=== WORKING DATA ===

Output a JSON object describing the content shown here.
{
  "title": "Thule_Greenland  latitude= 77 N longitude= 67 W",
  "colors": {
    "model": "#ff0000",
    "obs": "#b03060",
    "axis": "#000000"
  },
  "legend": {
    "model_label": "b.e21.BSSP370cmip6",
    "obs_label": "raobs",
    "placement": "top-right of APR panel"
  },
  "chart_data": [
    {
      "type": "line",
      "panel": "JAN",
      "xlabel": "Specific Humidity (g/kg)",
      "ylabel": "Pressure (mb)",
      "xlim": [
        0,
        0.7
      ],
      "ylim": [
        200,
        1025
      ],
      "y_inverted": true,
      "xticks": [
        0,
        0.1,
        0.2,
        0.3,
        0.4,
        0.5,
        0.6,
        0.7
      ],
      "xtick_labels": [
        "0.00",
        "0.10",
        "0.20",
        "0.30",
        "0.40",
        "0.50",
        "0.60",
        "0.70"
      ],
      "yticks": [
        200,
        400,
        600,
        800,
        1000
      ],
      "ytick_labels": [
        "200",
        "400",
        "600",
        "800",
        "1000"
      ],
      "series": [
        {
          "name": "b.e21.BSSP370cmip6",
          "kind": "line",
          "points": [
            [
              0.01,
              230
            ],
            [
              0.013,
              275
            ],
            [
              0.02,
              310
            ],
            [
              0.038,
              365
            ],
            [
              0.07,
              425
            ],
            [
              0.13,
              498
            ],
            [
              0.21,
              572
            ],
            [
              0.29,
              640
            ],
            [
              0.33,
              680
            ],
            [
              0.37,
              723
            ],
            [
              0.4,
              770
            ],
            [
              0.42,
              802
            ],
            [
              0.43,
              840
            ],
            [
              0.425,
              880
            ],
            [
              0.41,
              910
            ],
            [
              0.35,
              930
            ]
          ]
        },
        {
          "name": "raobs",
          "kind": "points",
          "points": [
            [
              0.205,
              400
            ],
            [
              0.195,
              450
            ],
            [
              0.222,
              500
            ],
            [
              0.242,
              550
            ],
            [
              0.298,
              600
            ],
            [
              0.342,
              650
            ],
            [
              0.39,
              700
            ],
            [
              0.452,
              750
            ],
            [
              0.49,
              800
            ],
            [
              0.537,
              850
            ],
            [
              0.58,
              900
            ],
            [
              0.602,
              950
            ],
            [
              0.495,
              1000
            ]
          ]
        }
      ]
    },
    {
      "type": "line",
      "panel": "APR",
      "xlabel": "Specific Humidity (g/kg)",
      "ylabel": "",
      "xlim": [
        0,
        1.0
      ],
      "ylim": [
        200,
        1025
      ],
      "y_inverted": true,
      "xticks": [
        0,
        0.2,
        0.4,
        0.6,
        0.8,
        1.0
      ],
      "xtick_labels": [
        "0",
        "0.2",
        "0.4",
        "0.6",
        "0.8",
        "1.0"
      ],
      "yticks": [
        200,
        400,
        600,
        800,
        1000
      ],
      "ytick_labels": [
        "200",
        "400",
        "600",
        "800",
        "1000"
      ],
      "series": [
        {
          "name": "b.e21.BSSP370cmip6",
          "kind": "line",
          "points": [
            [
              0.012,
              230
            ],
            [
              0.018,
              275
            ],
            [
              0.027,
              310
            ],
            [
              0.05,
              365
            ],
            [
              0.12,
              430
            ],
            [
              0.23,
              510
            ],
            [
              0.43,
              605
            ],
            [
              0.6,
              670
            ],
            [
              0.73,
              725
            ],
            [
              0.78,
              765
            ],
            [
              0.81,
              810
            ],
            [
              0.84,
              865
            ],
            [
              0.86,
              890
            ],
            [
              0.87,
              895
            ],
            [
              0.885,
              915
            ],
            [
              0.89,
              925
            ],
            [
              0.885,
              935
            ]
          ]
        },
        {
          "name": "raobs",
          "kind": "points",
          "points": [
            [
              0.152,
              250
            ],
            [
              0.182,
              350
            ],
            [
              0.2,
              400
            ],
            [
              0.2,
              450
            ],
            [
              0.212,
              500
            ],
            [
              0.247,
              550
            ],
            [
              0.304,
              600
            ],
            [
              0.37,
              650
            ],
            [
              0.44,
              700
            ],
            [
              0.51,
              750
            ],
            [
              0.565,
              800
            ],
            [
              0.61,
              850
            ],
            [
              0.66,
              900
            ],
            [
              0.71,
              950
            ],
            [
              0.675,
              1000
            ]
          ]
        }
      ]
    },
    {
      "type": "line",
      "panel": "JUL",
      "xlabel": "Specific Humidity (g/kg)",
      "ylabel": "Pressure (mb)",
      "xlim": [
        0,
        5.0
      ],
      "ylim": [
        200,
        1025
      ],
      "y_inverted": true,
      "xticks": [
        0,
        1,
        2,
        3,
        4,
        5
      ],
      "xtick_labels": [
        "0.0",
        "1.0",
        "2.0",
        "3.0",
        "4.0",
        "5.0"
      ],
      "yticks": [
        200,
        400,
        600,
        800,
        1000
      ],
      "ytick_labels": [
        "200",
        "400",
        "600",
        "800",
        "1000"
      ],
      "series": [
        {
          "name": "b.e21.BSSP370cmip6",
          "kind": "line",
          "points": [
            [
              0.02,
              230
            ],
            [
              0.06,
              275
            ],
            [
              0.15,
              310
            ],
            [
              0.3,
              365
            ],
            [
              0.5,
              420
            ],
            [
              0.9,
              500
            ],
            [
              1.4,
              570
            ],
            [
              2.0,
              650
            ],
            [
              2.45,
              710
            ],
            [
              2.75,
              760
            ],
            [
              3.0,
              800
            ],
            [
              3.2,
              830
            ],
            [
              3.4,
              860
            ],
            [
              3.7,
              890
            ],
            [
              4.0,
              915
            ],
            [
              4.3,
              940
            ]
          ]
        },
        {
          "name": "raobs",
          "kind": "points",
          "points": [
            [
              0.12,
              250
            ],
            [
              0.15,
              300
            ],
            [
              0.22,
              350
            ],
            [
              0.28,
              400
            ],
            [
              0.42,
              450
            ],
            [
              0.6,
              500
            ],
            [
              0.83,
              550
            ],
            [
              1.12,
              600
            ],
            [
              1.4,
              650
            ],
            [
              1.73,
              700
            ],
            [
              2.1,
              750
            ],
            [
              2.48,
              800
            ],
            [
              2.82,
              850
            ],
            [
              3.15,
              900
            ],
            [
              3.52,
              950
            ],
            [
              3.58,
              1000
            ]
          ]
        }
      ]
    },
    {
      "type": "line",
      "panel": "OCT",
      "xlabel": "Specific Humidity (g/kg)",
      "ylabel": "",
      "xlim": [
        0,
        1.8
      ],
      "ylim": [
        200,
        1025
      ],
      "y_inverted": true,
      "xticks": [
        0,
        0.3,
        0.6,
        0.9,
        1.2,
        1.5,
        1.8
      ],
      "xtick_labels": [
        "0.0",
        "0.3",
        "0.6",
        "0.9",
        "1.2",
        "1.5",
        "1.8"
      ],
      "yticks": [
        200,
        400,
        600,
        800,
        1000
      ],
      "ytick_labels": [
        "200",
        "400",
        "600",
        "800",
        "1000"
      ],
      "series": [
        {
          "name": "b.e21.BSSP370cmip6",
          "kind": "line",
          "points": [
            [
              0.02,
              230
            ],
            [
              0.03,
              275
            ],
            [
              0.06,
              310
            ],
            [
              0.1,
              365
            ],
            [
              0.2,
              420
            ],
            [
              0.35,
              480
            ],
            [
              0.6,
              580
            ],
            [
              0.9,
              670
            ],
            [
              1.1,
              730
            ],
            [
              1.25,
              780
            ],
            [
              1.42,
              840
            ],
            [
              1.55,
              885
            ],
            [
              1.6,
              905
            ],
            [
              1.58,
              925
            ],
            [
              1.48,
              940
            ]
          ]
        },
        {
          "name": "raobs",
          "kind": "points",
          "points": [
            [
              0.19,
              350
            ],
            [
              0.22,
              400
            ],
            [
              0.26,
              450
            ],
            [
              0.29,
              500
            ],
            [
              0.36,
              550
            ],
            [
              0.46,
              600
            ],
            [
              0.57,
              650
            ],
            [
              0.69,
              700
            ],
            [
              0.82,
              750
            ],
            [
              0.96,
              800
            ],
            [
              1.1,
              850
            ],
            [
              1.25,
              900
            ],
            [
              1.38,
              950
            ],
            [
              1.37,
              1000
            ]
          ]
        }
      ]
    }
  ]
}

===

* **REQUEST**
What is the number of lines in this listing that contain the word "panel"? Answer with that number and nothing else.

* **REPLY**
5